__GOAL__
Determine how many lines carry the word "this". Output that number only.
======== ENTRIES
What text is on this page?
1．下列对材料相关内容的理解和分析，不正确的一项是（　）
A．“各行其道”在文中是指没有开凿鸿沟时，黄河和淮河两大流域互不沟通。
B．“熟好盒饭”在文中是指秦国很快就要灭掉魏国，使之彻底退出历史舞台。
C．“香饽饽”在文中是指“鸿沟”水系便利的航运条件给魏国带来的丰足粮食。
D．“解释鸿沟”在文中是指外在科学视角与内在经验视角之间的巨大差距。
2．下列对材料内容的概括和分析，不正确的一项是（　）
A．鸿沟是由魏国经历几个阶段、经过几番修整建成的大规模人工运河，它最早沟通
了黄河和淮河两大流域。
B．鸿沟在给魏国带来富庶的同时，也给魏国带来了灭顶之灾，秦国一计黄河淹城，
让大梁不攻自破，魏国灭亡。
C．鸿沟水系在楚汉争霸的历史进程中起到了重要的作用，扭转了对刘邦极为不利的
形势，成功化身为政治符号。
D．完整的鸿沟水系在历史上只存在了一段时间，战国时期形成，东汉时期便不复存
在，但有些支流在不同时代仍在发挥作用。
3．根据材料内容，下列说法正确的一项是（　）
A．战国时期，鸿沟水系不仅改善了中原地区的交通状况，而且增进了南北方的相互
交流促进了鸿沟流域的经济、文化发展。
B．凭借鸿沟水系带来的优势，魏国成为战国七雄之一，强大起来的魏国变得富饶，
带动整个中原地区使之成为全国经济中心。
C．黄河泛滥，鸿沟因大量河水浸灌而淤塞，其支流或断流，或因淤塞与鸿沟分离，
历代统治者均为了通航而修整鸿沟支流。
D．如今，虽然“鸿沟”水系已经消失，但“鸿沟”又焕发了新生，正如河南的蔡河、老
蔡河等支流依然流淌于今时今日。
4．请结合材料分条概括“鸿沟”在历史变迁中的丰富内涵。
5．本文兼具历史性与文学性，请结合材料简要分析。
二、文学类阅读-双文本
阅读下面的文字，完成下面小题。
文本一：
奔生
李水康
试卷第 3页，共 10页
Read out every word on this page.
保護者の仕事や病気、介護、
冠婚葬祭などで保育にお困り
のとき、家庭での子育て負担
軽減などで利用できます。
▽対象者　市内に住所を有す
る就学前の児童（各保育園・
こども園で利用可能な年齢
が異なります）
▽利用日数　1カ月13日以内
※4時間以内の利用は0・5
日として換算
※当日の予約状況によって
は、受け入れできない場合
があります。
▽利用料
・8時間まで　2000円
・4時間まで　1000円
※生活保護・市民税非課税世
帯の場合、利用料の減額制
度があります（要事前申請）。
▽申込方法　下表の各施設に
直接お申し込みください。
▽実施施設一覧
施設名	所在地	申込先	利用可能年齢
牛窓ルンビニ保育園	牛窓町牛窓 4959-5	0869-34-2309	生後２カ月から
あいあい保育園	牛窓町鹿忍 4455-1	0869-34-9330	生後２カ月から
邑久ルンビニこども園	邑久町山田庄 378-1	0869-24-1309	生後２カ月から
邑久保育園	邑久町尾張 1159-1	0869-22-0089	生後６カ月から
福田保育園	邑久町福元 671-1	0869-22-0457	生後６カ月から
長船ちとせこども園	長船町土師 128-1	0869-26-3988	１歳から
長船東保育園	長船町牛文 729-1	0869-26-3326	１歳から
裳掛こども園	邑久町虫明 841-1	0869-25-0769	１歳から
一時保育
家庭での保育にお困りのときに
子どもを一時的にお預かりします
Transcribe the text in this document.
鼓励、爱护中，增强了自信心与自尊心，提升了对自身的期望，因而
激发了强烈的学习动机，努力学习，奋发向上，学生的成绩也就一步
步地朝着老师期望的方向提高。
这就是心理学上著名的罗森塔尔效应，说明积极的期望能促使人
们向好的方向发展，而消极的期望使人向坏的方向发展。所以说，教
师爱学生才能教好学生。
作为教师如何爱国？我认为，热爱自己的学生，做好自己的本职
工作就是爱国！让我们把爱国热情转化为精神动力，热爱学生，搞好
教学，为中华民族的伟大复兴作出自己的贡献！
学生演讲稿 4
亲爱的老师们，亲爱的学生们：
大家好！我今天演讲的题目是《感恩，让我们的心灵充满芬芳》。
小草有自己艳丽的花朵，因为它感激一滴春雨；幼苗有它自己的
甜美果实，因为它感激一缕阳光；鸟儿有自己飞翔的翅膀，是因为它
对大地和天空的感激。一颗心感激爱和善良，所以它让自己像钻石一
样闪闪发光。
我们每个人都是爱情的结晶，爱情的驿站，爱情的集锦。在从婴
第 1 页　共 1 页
================
__ANSWER FOR THE TASK__
3